*** AVAILABLE RECORDS

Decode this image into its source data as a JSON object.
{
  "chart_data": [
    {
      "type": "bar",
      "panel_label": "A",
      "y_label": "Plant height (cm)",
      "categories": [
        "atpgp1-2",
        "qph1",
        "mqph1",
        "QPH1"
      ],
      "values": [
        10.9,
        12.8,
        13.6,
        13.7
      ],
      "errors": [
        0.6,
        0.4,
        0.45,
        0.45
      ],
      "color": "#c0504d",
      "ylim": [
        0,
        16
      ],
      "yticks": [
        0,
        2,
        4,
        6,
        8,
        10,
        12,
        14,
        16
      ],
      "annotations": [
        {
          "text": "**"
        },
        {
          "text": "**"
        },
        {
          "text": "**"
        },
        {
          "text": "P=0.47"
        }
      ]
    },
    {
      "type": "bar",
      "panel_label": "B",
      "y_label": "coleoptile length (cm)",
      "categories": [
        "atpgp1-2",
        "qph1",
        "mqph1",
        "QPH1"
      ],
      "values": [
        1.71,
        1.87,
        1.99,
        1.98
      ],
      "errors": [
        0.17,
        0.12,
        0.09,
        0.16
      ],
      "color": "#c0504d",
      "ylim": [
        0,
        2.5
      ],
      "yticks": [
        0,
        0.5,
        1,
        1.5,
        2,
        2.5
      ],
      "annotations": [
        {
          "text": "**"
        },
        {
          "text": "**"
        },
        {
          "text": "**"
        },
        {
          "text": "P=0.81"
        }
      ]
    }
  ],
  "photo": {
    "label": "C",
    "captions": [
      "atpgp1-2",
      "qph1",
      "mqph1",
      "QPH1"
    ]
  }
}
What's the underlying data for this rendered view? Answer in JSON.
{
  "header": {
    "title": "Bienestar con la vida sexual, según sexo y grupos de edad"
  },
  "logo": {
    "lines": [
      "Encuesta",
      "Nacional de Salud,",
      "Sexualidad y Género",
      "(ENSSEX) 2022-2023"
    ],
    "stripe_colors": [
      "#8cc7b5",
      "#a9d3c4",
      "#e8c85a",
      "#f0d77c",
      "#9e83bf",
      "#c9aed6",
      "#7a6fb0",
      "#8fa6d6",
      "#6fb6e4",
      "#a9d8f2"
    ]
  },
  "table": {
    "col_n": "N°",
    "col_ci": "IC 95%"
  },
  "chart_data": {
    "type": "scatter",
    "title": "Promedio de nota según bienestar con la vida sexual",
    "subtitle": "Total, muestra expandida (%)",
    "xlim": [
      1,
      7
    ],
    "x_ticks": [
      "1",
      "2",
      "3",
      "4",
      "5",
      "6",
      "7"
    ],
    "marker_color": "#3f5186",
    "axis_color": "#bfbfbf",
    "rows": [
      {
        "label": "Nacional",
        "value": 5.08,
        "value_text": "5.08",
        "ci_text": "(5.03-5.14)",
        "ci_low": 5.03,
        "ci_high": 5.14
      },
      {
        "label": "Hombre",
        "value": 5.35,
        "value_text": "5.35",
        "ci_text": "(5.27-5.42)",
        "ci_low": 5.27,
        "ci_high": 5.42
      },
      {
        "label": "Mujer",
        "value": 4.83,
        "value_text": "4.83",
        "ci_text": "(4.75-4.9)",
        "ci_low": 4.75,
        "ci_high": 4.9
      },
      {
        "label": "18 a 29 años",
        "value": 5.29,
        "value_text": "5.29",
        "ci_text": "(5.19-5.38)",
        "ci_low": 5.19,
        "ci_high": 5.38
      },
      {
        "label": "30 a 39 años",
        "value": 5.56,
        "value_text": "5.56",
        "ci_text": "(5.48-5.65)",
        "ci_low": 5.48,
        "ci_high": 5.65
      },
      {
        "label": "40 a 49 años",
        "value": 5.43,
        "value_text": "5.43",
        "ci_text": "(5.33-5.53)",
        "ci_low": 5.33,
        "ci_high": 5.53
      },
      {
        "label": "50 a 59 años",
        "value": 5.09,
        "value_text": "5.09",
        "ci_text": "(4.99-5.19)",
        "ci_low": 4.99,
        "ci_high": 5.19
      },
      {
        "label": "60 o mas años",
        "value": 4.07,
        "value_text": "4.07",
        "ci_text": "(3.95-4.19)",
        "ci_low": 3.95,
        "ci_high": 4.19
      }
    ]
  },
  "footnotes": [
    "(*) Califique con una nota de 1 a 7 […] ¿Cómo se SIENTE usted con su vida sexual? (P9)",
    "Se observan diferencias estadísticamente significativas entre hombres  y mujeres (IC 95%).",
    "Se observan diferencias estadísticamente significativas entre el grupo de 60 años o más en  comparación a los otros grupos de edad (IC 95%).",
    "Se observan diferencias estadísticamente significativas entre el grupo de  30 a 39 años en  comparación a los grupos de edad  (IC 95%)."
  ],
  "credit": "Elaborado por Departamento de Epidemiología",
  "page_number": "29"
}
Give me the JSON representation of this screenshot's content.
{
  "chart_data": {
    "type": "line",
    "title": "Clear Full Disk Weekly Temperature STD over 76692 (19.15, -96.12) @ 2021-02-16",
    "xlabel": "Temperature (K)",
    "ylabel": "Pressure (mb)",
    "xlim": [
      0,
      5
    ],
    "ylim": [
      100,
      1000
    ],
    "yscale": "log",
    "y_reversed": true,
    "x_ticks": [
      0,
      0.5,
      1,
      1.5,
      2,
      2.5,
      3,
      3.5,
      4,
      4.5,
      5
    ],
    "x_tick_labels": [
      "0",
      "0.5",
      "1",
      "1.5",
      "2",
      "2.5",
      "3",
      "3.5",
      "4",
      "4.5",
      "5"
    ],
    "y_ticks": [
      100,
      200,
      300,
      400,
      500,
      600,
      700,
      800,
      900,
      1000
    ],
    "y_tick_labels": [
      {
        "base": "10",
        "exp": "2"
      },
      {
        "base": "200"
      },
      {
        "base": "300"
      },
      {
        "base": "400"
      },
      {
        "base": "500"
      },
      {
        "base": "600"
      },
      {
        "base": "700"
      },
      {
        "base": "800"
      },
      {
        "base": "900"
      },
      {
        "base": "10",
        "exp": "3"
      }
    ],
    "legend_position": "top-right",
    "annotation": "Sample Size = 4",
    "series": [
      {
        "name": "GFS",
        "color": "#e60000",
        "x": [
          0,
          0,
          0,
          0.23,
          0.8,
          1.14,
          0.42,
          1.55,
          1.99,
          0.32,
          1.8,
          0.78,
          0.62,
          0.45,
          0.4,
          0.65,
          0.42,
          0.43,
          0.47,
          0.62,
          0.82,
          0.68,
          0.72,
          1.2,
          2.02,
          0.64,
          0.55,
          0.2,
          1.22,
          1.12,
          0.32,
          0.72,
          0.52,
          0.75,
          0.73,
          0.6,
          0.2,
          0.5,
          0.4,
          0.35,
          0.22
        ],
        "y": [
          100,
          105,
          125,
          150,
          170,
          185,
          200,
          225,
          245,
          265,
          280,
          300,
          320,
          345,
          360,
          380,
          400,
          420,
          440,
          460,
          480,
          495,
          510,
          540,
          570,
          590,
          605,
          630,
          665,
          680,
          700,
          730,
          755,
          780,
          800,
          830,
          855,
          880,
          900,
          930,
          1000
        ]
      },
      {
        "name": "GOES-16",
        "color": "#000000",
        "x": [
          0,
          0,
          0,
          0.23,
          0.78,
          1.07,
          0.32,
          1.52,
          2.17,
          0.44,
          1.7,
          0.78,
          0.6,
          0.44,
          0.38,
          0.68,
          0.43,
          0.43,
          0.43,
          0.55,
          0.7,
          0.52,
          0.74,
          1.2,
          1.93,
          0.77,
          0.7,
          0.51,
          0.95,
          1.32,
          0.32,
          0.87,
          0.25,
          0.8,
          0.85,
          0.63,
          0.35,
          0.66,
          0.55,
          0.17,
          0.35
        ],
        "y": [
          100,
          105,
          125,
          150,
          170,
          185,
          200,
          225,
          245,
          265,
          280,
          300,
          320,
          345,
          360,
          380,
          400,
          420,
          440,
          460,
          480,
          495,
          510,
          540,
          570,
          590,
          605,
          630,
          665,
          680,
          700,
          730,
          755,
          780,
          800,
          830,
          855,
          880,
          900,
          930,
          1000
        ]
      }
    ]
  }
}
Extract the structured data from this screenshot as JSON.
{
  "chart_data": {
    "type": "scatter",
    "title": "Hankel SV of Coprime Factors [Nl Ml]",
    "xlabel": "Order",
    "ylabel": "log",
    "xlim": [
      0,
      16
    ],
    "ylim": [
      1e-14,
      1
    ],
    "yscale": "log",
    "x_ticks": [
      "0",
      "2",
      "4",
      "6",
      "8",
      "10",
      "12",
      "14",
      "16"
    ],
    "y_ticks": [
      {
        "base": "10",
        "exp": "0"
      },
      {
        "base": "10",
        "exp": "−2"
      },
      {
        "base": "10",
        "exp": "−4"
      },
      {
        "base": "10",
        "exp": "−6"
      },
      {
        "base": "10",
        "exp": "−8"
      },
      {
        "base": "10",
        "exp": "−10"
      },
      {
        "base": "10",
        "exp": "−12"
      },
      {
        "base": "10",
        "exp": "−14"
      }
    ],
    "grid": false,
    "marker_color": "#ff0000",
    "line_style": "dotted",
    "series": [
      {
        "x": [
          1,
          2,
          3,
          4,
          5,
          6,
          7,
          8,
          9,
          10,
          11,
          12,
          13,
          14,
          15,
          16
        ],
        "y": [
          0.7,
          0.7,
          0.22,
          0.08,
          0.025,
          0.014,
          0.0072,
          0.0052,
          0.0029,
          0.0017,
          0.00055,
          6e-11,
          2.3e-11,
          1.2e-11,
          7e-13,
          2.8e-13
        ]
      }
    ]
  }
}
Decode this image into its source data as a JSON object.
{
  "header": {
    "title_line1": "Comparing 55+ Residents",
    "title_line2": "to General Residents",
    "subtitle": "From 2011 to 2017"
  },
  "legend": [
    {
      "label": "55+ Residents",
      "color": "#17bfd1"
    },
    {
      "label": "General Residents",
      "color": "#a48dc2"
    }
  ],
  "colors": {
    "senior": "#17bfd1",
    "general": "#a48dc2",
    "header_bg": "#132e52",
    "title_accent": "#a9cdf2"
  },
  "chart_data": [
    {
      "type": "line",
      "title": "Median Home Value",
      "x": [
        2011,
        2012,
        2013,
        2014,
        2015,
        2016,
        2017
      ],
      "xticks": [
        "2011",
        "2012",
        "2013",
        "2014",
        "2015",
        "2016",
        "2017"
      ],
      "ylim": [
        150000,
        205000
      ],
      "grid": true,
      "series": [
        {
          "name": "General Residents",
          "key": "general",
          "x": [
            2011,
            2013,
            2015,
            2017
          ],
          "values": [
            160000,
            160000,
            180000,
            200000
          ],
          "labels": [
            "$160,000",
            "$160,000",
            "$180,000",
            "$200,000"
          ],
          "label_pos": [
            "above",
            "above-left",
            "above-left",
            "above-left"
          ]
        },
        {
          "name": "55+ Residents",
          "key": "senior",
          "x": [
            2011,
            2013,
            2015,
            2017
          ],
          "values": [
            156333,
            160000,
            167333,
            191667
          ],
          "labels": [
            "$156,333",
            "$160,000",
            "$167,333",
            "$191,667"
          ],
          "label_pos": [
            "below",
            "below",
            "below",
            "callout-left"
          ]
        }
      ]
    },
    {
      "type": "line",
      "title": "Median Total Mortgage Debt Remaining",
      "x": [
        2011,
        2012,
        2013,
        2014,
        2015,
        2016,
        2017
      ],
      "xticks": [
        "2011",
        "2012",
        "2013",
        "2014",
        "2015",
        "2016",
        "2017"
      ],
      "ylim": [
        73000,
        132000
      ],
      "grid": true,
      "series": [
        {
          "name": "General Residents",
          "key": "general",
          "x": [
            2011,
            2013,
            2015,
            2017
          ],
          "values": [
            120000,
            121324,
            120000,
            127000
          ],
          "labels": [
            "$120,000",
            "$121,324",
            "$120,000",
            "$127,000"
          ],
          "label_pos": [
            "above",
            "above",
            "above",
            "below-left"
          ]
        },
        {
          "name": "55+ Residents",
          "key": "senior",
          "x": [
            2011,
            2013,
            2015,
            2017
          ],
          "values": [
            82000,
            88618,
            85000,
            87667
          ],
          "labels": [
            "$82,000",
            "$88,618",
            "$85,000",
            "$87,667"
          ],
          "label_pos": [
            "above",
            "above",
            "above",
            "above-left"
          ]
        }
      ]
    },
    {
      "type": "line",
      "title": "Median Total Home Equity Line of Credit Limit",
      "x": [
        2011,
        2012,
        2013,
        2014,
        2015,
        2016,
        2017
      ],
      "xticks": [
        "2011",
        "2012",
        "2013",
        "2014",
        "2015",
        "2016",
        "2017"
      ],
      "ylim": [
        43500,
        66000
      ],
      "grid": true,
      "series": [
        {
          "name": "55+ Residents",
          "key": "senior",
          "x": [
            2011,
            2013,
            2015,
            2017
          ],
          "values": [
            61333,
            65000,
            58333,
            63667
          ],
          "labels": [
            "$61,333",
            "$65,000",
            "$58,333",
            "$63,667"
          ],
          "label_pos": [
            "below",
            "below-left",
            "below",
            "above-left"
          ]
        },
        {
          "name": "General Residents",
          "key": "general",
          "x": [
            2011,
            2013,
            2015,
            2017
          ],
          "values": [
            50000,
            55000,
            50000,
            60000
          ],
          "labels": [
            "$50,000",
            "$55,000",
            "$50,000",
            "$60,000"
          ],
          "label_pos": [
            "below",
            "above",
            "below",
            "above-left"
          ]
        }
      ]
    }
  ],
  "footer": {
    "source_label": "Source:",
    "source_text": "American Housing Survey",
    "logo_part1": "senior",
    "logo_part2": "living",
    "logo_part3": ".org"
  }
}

******

### WHAT IS BEING ASKED
Copy out each line in the listing that has the word "entre".

### SOLUTION TO THIS EXERCISE
    "Se observan diferencias estadísticamente significativas entre hombres  y mujeres (IC 95%).",
    "Se observan diferencias estadísticamente significativas entre el grupo de 60 años o más en  comparación a los otros grupos de edad (IC 95%).",
    "Se observan diferencias estadísticamente significativas entre el grupo de  30 a 39 años en  comparación a los grupos de edad  (IC 95%)."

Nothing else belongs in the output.